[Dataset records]
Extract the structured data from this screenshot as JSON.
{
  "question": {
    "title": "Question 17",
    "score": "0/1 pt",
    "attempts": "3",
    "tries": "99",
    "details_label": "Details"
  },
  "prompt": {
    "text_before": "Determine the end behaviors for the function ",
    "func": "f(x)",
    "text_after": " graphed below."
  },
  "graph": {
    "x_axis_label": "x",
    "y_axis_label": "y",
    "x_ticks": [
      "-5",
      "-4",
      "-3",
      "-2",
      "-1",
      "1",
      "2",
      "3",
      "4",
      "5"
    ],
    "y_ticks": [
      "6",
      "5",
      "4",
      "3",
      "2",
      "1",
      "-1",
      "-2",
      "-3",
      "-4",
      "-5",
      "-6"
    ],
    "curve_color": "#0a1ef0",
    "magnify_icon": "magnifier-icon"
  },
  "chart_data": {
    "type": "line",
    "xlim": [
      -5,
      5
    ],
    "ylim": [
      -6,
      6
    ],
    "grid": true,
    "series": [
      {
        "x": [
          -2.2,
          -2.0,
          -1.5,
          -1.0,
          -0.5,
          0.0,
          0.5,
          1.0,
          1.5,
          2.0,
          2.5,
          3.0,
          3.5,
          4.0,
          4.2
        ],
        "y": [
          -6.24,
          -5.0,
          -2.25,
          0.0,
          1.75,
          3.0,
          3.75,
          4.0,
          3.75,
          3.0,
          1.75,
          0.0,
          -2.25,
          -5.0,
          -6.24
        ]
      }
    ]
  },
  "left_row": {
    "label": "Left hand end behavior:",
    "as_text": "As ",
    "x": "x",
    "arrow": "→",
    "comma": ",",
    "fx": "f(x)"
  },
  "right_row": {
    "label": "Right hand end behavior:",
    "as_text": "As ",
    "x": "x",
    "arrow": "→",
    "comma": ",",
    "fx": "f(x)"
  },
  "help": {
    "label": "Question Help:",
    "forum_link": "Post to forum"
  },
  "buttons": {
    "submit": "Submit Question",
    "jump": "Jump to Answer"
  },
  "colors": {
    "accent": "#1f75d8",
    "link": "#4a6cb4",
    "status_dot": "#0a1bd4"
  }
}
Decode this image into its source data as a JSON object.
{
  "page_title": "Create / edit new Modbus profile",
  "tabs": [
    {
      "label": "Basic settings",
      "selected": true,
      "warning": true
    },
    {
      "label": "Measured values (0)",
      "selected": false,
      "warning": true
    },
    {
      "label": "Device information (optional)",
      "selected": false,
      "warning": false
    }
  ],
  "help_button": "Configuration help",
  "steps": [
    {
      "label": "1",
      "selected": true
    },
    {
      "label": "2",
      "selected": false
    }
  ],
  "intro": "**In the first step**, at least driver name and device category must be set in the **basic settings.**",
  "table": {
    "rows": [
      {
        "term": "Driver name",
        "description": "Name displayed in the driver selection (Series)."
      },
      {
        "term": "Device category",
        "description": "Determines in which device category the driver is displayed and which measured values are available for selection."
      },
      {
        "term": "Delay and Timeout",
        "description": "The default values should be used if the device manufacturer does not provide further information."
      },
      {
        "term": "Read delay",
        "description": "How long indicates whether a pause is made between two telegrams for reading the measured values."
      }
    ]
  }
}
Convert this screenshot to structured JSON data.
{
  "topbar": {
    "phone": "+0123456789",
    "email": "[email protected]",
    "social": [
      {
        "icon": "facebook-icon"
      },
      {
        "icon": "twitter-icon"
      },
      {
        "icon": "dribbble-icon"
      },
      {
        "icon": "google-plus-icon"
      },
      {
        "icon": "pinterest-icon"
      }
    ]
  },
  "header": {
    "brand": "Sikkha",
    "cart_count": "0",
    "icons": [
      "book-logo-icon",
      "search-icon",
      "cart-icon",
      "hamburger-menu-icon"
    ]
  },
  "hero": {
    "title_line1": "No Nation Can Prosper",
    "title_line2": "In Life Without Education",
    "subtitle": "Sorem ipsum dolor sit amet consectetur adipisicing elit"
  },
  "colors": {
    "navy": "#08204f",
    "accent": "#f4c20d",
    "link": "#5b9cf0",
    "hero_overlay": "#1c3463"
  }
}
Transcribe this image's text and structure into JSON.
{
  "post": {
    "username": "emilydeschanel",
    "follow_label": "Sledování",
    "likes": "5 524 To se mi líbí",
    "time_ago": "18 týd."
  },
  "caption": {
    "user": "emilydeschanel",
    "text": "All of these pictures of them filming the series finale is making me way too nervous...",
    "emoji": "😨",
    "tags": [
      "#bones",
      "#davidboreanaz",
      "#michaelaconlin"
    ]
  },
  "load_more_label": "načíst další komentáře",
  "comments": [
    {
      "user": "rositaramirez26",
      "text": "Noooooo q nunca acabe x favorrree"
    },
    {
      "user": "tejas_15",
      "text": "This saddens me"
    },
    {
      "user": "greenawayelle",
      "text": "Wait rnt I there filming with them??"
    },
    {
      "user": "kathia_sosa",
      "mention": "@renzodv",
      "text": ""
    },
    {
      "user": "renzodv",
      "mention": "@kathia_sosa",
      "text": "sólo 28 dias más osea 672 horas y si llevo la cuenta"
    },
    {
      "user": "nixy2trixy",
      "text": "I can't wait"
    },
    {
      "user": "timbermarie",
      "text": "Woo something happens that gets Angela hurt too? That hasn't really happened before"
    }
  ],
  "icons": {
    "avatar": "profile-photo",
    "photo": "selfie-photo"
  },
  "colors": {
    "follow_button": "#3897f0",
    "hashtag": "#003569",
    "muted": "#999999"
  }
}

- [Set problem]:
Write out every entry again, keeping each line exactly the same.

- [Task result]:
Extract the structured data from this screenshot as JSON.
{
  "question": {
    "title": "Question 17",
    "score": "0/1 pt",
    "attempts": "3",
    "tries": "99",
    "details_label": "Details"
  },
  "prompt": {
    "text_before": "Determine the end behaviors for the function ",
    "func": "f(x)",
    "text_after": " graphed below."
  },
  "graph": {
    "x_axis_label": "x",
    "y_axis_label": "y",
    "x_ticks": [
      "-5",
      "-4",
      "-3",
      "-2",
      "-1",
      "1",
      "2",
      "3",
      "4",
      "5"
    ],
    "y_ticks": [
      "6",
      "5",
      "4",
      "3",
      "2",
      "1",
      "-1",
      "-2",
      "-3",
      "-4",
      "-5",
      "-6"
    ],
    "curve_color": "#0a1ef0",
    "magnify_icon": "magnifier-icon"
  },
  "chart_data": {
    "type": "line",
    "xlim": [
      -5,
      5
    ],
    "ylim": [
      -6,
      6
    ],
    "grid": true,
    "series": [
      {
        "x": [
          -2.2,
          -2.0,
          -1.5,
          -1.0,
          -0.5,
          0.0,
          0.5,
          1.0,
          1.5,
          2.0,
          2.5,
          3.0,
          3.5,
          4.0,
          4.2
        ],
        "y": [
          -6.24,
          -5.0,
          -2.25,
          0.0,
          1.75,
          3.0,
          3.75,
          4.0,
          3.75,
          3.0,
          1.75,
          0.0,
          -2.25,
          -5.0,
          -6.24
        ]
      }
    ]
  },
  "left_row": {
    "label": "Left hand end behavior:",
    "as_text": "As ",
    "x": "x",
    "arrow": "→",
    "comma": ",",
    "fx": "f(x)"
  },
  "right_row": {
    "label": "Right hand end behavior:",
    "as_text": "As ",
    "x": "x",
    "arrow": "→",
    "comma": ",",
    "fx": "f(x)"
  },
  "help": {
    "label": "Question Help:",
    "forum_link": "Post to forum"
  },
  "buttons": {
    "submit": "Submit Question",
    "jump": "Jump to Answer"
  },
  "colors": {
    "accent": "#1f75d8",
    "link": "#4a6cb4",
    "status_dot": "#0a1bd4"
  }
}
Decode this image into its source data as a JSON object.
{
  "page_title": "Create / edit new Modbus profile",
  "tabs": [
    {
      "label": "Basic settings",
      "selected": true,
      "warning": true
    },
    {
      "label": "Measured values (0)",
      "selected": false,
      "warning": true
    },
    {
      "label": "Device information (optional)",
      "selected": false,
      "warning": false
    }
  ],
  "help_button": "Configuration help",
  "steps": [
    {
      "label": "1",
      "selected": true
    },
    {
      "label": "2",
      "selected": false
    }
  ],
  "intro": "**In the first step**, at least driver name and device category must be set in the **basic settings.**",
  "table": {
    "rows": [
      {
        "term": "Driver name",
        "description": "Name displayed in the driver selection (Series)."
      },
      {
        "term": "Device category",
        "description": "Determines in which device category the driver is displayed and which measured values are available for selection."
      },
      {
        "term": "Delay and Timeout",
        "description": "The default values should be used if the device manufacturer does not provide further information."
      },
      {
        "term": "Read delay",
        "description": "How long indicates whether a pause is made between two telegrams for reading the measured values."
      }
    ]
  }
}
Convert this screenshot to structured JSON data.
{
  "topbar": {
    "phone": "+0123456789",
    "email": "[email protected]",
    "social": [
      {
        "icon": "facebook-icon"
      },
      {
        "icon": "twitter-icon"
      },
      {
        "icon": "dribbble-icon"
      },
      {
        "icon": "google-plus-icon"
      },
      {
        "icon": "pinterest-icon"
      }
    ]
  },
  "header": {
    "brand": "Sikkha",
    "cart_count": "0",
    "icons": [
      "book-logo-icon",
      "search-icon",
      "cart-icon",
      "hamburger-menu-icon"
    ]
  },
  "hero": {
    "title_line1": "No Nation Can Prosper",
    "title_line2": "In Life Without Education",
    "subtitle": "Sorem ipsum dolor sit amet consectetur adipisicing elit"
  },
  "colors": {
    "navy": "#08204f",
    "accent": "#f4c20d",
    "link": "#5b9cf0",
    "hero_overlay": "#1c3463"
  }
}
Transcribe this image's text and structure into JSON.
{
  "post": {
    "username": "emilydeschanel",
    "follow_label": "Sledování",
    "likes": "5 524 To se mi líbí",
    "time_ago": "18 týd."
  },
  "caption": {
    "user": "emilydeschanel",
    "text": "All of these pictures of them filming the series finale is making me way too nervous...",
    "emoji": "😨",
    "tags": [
      "#bones",
      "#davidboreanaz",
      "#michaelaconlin"
    ]
  },
  "load_more_label": "načíst další komentáře",
  "comments": [
    {
      "user": "rositaramirez26",
      "text": "Noooooo q nunca acabe x favorrree"
    },
    {
      "user": "tejas_15",
      "text": "This saddens me"
    },
    {
      "user": "greenawayelle",
      "text": "Wait rnt I there filming with them??"
    },
    {
      "user": "kathia_sosa",
      "mention": "@renzodv",
      "text": ""
    },
    {
      "user": "renzodv",
      "mention": "@kathia_sosa",
      "text": "sólo 28 dias más osea 672 horas y si llevo la cuenta"
    },
    {
      "user": "nixy2trixy",
      "text": "I can't wait"
    },
    {
      "user": "timbermarie",
      "text": "Woo something happens that gets Angela hurt too? That hasn't really happened before"
    }
  ],
  "icons": {
    "avatar": "profile-photo",
    "photo": "selfie-photo"
  },
  "colors": {
    "follow_button": "#3897f0",
    "hashtag": "#003569",
    "muted": "#999999"
  }
}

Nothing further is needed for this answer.